# Given instruction:
Write out each line beneath this one exactly as it reads.

# Listing:
#####

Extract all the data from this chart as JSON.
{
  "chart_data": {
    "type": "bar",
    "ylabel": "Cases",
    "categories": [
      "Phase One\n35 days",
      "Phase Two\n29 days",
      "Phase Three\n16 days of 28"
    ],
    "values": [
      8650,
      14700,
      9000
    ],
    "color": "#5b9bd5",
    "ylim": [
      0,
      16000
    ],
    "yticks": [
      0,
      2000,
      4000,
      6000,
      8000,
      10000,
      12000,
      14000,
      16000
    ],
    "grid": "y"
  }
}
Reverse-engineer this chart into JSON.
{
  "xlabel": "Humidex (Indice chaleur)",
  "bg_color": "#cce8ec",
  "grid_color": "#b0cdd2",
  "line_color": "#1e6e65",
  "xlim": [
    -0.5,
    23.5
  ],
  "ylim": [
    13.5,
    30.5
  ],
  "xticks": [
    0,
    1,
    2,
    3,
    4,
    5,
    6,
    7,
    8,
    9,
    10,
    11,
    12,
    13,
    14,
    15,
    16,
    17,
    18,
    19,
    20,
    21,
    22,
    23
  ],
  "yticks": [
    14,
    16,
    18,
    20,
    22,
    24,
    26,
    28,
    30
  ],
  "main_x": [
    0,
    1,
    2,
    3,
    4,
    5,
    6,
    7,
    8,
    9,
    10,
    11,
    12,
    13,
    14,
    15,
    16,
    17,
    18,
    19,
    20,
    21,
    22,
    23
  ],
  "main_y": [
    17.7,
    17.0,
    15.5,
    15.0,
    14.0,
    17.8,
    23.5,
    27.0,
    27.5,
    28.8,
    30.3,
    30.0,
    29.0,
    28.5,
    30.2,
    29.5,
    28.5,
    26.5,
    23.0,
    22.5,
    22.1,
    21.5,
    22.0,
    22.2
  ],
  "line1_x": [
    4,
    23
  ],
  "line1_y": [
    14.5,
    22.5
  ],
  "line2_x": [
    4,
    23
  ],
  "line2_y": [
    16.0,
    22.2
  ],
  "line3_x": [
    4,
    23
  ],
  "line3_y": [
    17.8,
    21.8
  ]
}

#####

# Reply to the exercise:
Extract all the data from this chart as JSON.
{
  "chart_data": {
    "type": "bar",
    "ylabel": "Cases",
    "categories": [
      "Phase One\n35 days",
      "Phase Two\n29 days",
      "Phase Three\n16 days of 28"
    ],
    "values": [
      8650,
      14700,
      9000
    ],
    "color": "#5b9bd5",
    "ylim": [
      0,
      16000
    ],
    "yticks": [
      0,
      2000,
      4000,
      6000,
      8000,
      10000,
      12000,
      14000,
      16000
    ],
    "grid": "y"
  }
}
Reverse-engineer this chart into JSON.
{
  "xlabel": "Humidex (Indice chaleur)",
  "bg_color": "#cce8ec",
  "grid_color": "#b0cdd2",
  "line_color": "#1e6e65",
  "xlim": [
    -0.5,
    23.5
  ],
  "ylim": [
    13.5,
    30.5
  ],
  "xticks": [
    0,
    1,
    2,
    3,
    4,
    5,
    6,
    7,
    8,
    9,
    10,
    11,
    12,
    13,
    14,
    15,
    16,
    17,
    18,
    19,
    20,
    21,
    22,
    23
  ],
  "yticks": [
    14,
    16,
    18,
    20,
    22,
    24,
    26,
    28,
    30
  ],
  "main_x": [
    0,
    1,
    2,
    3,
    4,
    5,
    6,
    7,
    8,
    9,
    10,
    11,
    12,
    13,
    14,
    15,
    16,
    17,
    18,
    19,
    20,
    21,
    22,
    23
  ],
  "main_y": [
    17.7,
    17.0,
    15.5,
    15.0,
    14.0,
    17.8,
    23.5,
    27.0,
    27.5,
    28.8,
    30.3,
    30.0,
    29.0,
    28.5,
    30.2,
    29.5,
    28.5,
    26.5,
    23.0,
    22.5,
    22.1,
    21.5,
    22.0,
    22.2
  ],
  "line1_x": [
    4,
    23
  ],
  "line1_y": [
    14.5,
    22.5
  ],
  "line2_x": [
    4,
    23
  ],
  "line2_y": [
    16.0,
    22.2
  ],
  "line3_x": [
    4,
    23
  ],
  "line3_y": [
    17.8,
    21.8
  ]
}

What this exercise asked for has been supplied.